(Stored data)
####################
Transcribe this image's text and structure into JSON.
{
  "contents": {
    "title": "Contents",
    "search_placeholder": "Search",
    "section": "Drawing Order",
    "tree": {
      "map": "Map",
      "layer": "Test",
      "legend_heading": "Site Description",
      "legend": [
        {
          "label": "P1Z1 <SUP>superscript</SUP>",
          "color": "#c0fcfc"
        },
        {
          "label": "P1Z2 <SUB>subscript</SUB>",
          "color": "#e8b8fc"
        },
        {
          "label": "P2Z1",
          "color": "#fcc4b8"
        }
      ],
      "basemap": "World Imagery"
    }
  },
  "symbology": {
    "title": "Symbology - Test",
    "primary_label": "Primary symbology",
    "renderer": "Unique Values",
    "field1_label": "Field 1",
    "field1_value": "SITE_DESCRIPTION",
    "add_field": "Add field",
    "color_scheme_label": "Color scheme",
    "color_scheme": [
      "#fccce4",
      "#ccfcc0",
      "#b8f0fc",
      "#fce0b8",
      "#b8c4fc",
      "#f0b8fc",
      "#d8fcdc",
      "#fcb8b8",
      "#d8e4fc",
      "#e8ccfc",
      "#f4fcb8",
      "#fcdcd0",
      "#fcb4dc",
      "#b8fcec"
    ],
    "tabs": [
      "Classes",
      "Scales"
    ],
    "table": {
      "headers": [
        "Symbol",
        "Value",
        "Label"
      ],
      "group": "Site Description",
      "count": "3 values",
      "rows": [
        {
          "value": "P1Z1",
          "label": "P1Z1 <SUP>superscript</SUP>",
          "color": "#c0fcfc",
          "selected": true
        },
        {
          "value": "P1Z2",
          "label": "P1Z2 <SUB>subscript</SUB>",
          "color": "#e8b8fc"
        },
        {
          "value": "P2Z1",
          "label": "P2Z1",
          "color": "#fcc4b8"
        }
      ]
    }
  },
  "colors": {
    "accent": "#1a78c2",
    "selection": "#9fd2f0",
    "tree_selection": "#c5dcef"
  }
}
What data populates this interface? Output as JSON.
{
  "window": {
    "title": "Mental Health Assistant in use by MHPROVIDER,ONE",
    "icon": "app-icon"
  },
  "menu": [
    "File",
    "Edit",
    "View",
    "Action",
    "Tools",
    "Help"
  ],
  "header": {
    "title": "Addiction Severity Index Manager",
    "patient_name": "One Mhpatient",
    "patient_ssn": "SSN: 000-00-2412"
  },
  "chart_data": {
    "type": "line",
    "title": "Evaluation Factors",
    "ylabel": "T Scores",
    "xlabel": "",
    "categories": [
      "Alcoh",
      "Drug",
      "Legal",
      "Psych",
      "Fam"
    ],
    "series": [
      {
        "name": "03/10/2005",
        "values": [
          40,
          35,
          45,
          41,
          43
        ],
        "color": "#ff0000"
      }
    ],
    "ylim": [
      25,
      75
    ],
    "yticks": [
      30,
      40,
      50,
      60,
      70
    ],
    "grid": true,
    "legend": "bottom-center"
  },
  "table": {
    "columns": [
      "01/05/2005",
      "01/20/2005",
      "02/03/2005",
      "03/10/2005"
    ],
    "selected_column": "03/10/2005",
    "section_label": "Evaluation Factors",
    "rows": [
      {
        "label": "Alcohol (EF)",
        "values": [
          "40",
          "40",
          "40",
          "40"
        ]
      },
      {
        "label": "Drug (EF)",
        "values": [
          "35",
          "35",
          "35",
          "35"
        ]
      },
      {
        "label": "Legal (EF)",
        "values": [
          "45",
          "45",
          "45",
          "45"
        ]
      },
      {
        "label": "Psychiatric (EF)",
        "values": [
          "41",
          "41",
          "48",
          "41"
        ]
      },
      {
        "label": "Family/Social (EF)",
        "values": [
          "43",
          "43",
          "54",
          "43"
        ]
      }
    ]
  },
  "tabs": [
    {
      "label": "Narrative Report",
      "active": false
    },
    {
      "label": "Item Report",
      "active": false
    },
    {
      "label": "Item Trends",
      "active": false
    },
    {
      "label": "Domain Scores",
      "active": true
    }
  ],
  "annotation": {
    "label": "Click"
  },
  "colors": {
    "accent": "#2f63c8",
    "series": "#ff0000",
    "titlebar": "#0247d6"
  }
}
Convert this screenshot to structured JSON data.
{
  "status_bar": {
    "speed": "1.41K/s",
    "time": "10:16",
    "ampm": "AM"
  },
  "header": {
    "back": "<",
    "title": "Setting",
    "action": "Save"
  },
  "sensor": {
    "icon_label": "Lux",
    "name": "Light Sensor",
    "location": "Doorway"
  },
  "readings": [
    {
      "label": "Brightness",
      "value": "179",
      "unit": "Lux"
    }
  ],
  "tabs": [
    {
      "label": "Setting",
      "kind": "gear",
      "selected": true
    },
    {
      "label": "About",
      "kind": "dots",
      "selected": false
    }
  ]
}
####################
**What to do:**
Exactly reproduce every line of the records.

**The result:**
Transcribe this image's text and structure into JSON.
{
  "contents": {
    "title": "Contents",
    "search_placeholder": "Search",
    "section": "Drawing Order",
    "tree": {
      "map": "Map",
      "layer": "Test",
      "legend_heading": "Site Description",
      "legend": [
        {
          "label": "P1Z1 <SUP>superscript</SUP>",
          "color": "#c0fcfc"
        },
        {
          "label": "P1Z2 <SUB>subscript</SUB>",
          "color": "#e8b8fc"
        },
        {
          "label": "P2Z1",
          "color": "#fcc4b8"
        }
      ],
      "basemap": "World Imagery"
    }
  },
  "symbology": {
    "title": "Symbology - Test",
    "primary_label": "Primary symbology",
    "renderer": "Unique Values",
    "field1_label": "Field 1",
    "field1_value": "SITE_DESCRIPTION",
    "add_field": "Add field",
    "color_scheme_label": "Color scheme",
    "color_scheme": [
      "#fccce4",
      "#ccfcc0",
      "#b8f0fc",
      "#fce0b8",
      "#b8c4fc",
      "#f0b8fc",
      "#d8fcdc",
      "#fcb8b8",
      "#d8e4fc",
      "#e8ccfc",
      "#f4fcb8",
      "#fcdcd0",
      "#fcb4dc",
      "#b8fcec"
    ],
    "tabs": [
      "Classes",
      "Scales"
    ],
    "table": {
      "headers": [
        "Symbol",
        "Value",
        "Label"
      ],
      "group": "Site Description",
      "count": "3 values",
      "rows": [
        {
          "value": "P1Z1",
          "label": "P1Z1 <SUP>superscript</SUP>",
          "color": "#c0fcfc",
          "selected": true
        },
        {
          "value": "P1Z2",
          "label": "P1Z2 <SUB>subscript</SUB>",
          "color": "#e8b8fc"
        },
        {
          "value": "P2Z1",
          "label": "P2Z1",
          "color": "#fcc4b8"
        }
      ]
    }
  },
  "colors": {
    "accent": "#1a78c2",
    "selection": "#9fd2f0",
    "tree_selection": "#c5dcef"
  }
}
What data populates this interface? Output as JSON.
{
  "window": {
    "title": "Mental Health Assistant in use by MHPROVIDER,ONE",
    "icon": "app-icon"
  },
  "menu": [
    "File",
    "Edit",
    "View",
    "Action",
    "Tools",
    "Help"
  ],
  "header": {
    "title": "Addiction Severity Index Manager",
    "patient_name": "One Mhpatient",
    "patient_ssn": "SSN: 000-00-2412"
  },
  "chart_data": {
    "type": "line",
    "title": "Evaluation Factors",
    "ylabel": "T Scores",
    "xlabel": "",
    "categories": [
      "Alcoh",
      "Drug",
      "Legal",
      "Psych",
      "Fam"
    ],
    "series": [
      {
        "name": "03/10/2005",
        "values": [
          40,
          35,
          45,
          41,
          43
        ],
        "color": "#ff0000"
      }
    ],
    "ylim": [
      25,
      75
    ],
    "yticks": [
      30,
      40,
      50,
      60,
      70
    ],
    "grid": true,
    "legend": "bottom-center"
  },
  "table": {
    "columns": [
      "01/05/2005",
      "01/20/2005",
      "02/03/2005",
      "03/10/2005"
    ],
    "selected_column": "03/10/2005",
    "section_label": "Evaluation Factors",
    "rows": [
      {
        "label": "Alcohol (EF)",
        "values": [
          "40",
          "40",
          "40",
          "40"
        ]
      },
      {
        "label": "Drug (EF)",
        "values": [
          "35",
          "35",
          "35",
          "35"
        ]
      },
      {
        "label": "Legal (EF)",
        "values": [
          "45",
          "45",
          "45",
          "45"
        ]
      },
      {
        "label": "Psychiatric (EF)",
        "values": [
          "41",
          "41",
          "48",
          "41"
        ]
      },
      {
        "label": "Family/Social (EF)",
        "values": [
          "43",
          "43",
          "54",
          "43"
        ]
      }
    ]
  },
  "tabs": [
    {
      "label": "Narrative Report",
      "active": false
    },
    {
      "label": "Item Report",
      "active": false
    },
    {
      "label": "Item Trends",
      "active": false
    },
    {
      "label": "Domain Scores",
      "active": true
    }
  ],
  "annotation": {
    "label": "Click"
  },
  "colors": {
    "accent": "#2f63c8",
    "series": "#ff0000",
    "titlebar": "#0247d6"
  }
}
Convert this screenshot to structured JSON data.
{
  "status_bar": {
    "speed": "1.41K/s",
    "time": "10:16",
    "ampm": "AM"
  },
  "header": {
    "back": "<",
    "title": "Setting",
    "action": "Save"
  },
  "sensor": {
    "icon_label": "Lux",
    "name": "Light Sensor",
    "location": "Doorway"
  },
  "readings": [
    {
      "label": "Brightness",
      "value": "179",
      "unit": "Lux"
    }
  ],
  "tabs": [
    {
      "label": "Setting",
      "kind": "gear",
      "selected": true
    },
    {
      "label": "About",
      "kind": "dots",
      "selected": false
    }
  ]
}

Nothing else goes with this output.